WHAT IS ASKED: Leave out the pictures and copy everything else in the entries exactly.

DATA SECTION:
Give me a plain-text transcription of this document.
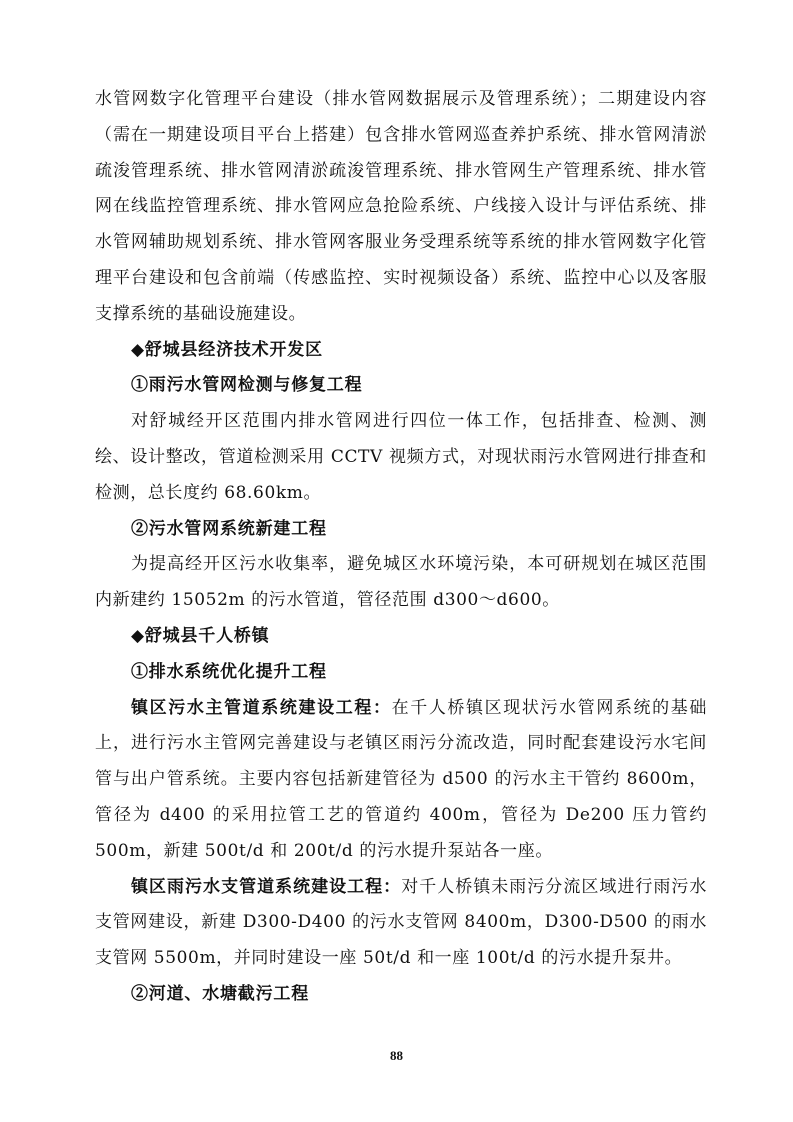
水管网数字化管理平台建设（排水管网数据展示及管理系统）；二期建设内容（需在一期建设项目平台上搭建）包含排水管网巡查养护系统、排水管网清淤疏浚管理系统、排水管网清淤疏浚管理系统、排水管网生产管理系统、排水管网在线监控管理系统、排水管网应急抢险系统、户线接入设计与评估系统、排水管网辅助规划系统、排水管网客服业务受理系统等系统的排水管网数字化管理平台建设和包含前端（传感监控、实时视频设备）系统、监控中心以及客服支撑系统的基础设施建设。

◆舒城县经济技术开发区

①雨污水管网检测与修复工程

对舒城经开区范围内排水管网进行四位一体工作，包括排查、检测、测绘、设计整改，管道检测采用 CCTV 视频方式，对现状雨污水管网进行排查和检测，总长度约 68.60km。

②污水管网系统新建工程

为提高经开区污水收集率，避免城区水环境污染，本可研规划在城区范围内新建约 15052m 的污水管道，管径范围 d300～d600。

◆舒城县千人桥镇

①排水系统优化提升工程

镇区污水主管道系统建设工程：在千人桥镇区现状污水管网系统的基础上，进行污水主管网完善建设与老镇区雨污分流改造，同时配套建设污水宅间管与出户管系统。主要内容包括新建管径为 d500 的污水主干管约 8600m，管径为 d400 的采用拉管工艺的管道约 400m，管径为 De200 压力管约 500m，新建 500t/d 和 200t/d 的污水提升泵站各一座。

镇区雨污水支管道系统建设工程：对千人桥镇未雨污分流区域进行雨污水支管网建设，新建 D300-D400 的污水支管网 8400m，D300-D500 的雨水支管网 5500m，并同时建设一座 50t/d 和一座 100t/d 的污水提升泵井。

②河道、水塘截污工程

88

COMPLETE OUTPUT:
Give me a plain-text transcription of this document.
水管网数字化管理平台建设（排水管网数据展示及管理系统）；二期建设内容（需在一期建设项目平台上搭建）包含排水管网巡查养护系统、排水管网清淤疏浚管理系统、排水管网清淤疏浚管理系统、排水管网生产管理系统、排水管网在线监控管理系统、排水管网应急抢险系统、户线接入设计与评估系统、排水管网辅助规划系统、排水管网客服业务受理系统等系统的排水管网数字化管理平台建设和包含前端（传感监控、实时视频设备）系统、监控中心以及客服支撑系统的基础设施建设。

◆舒城县经济技术开发区

①雨污水管网检测与修复工程

对舒城经开区范围内排水管网进行四位一体工作，包括排查、检测、测绘、设计整改，管道检测采用 CCTV 视频方式，对现状雨污水管网进行排查和检测，总长度约 68.60km。

②污水管网系统新建工程

为提高经开区污水收集率，避免城区水环境污染，本可研规划在城区范围内新建约 15052m 的污水管道，管径范围 d300～d600。

◆舒城县千人桥镇

①排水系统优化提升工程

镇区污水主管道系统建设工程：在千人桥镇区现状污水管网系统的基础上，进行污水主管网完善建设与老镇区雨污分流改造，同时配套建设污水宅间管与出户管系统。主要内容包括新建管径为 d500 的污水主干管约 8600m，管径为 d400 的采用拉管工艺的管道约 400m，管径为 De200 压力管约 500m，新建 500t/d 和 200t/d 的污水提升泵站各一座。

镇区雨污水支管道系统建设工程：对千人桥镇未雨污分流区域进行雨污水支管网建设，新建 D300-D400 的污水支管网 8400m，D300-D500 的雨水支管网 5500m，并同时建设一座 50t/d 和一座 100t/d 的污水提升泵井。

②河道、水塘截污工程

88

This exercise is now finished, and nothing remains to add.